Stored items
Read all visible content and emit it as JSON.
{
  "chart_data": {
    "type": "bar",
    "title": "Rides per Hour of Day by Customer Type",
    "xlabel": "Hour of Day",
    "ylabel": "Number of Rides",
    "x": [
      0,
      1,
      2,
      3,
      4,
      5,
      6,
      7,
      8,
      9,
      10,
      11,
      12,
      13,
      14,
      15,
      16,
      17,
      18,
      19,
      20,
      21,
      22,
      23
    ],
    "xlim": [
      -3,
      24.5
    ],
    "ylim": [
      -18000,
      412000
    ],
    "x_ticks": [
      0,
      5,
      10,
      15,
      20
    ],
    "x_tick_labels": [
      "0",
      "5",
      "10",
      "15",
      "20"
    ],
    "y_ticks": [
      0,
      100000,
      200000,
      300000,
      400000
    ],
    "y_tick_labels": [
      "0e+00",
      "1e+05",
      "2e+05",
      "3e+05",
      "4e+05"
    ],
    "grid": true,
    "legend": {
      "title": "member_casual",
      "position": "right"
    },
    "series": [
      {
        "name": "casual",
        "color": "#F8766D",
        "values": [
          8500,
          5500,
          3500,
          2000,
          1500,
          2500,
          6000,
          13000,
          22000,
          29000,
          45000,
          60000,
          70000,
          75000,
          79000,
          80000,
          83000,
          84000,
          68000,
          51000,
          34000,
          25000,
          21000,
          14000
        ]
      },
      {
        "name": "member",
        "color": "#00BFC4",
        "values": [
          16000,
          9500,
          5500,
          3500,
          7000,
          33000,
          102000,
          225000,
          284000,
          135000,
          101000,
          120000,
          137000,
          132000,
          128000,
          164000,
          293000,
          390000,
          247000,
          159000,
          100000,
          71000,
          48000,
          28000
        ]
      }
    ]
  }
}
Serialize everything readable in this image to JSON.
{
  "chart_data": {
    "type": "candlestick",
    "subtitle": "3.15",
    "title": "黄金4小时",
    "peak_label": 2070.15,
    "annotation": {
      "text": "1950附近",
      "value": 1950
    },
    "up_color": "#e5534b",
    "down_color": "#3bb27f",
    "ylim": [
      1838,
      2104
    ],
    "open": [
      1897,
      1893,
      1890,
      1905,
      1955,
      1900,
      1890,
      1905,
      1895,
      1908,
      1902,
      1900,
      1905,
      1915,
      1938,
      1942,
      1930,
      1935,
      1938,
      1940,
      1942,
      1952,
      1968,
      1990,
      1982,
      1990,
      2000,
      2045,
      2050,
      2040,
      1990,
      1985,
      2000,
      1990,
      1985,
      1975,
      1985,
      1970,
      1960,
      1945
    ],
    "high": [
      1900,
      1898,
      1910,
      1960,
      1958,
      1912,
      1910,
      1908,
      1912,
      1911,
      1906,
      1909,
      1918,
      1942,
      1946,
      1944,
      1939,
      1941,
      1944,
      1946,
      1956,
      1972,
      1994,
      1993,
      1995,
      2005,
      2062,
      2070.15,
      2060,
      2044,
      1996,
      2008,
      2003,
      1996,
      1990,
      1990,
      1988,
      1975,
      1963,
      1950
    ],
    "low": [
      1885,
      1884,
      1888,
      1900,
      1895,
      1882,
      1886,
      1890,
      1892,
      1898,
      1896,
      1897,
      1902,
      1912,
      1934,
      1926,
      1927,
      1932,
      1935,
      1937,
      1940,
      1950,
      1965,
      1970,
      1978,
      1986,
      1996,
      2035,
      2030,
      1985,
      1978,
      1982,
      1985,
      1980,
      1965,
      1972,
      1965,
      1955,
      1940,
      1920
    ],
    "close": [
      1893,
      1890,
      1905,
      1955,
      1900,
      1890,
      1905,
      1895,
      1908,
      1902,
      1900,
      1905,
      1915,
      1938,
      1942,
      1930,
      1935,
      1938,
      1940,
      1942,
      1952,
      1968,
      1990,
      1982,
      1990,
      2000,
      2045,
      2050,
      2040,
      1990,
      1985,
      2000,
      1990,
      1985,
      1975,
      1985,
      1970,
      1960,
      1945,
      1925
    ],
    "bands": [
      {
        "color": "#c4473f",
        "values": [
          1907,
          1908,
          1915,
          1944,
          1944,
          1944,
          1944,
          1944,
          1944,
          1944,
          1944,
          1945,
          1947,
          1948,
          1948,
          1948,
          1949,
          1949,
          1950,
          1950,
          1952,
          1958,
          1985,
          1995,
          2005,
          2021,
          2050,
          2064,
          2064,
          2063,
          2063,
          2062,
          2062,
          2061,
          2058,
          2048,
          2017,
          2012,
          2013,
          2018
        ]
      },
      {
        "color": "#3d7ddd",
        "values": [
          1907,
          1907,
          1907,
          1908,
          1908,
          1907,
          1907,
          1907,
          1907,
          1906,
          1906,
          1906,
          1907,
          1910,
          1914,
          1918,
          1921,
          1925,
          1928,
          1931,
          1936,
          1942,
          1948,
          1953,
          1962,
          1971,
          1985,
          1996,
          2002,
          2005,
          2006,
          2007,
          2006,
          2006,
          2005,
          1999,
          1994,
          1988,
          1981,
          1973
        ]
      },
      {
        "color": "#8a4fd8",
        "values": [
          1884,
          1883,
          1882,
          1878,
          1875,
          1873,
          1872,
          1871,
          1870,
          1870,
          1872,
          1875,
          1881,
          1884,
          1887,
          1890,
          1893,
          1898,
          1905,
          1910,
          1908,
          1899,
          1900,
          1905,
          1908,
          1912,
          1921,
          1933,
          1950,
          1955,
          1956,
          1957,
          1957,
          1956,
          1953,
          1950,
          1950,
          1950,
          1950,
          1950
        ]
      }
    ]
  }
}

● Aim of the task
Count the lines in the records above that contain the word "Rides", and reply with only that number.

● Problem solution
2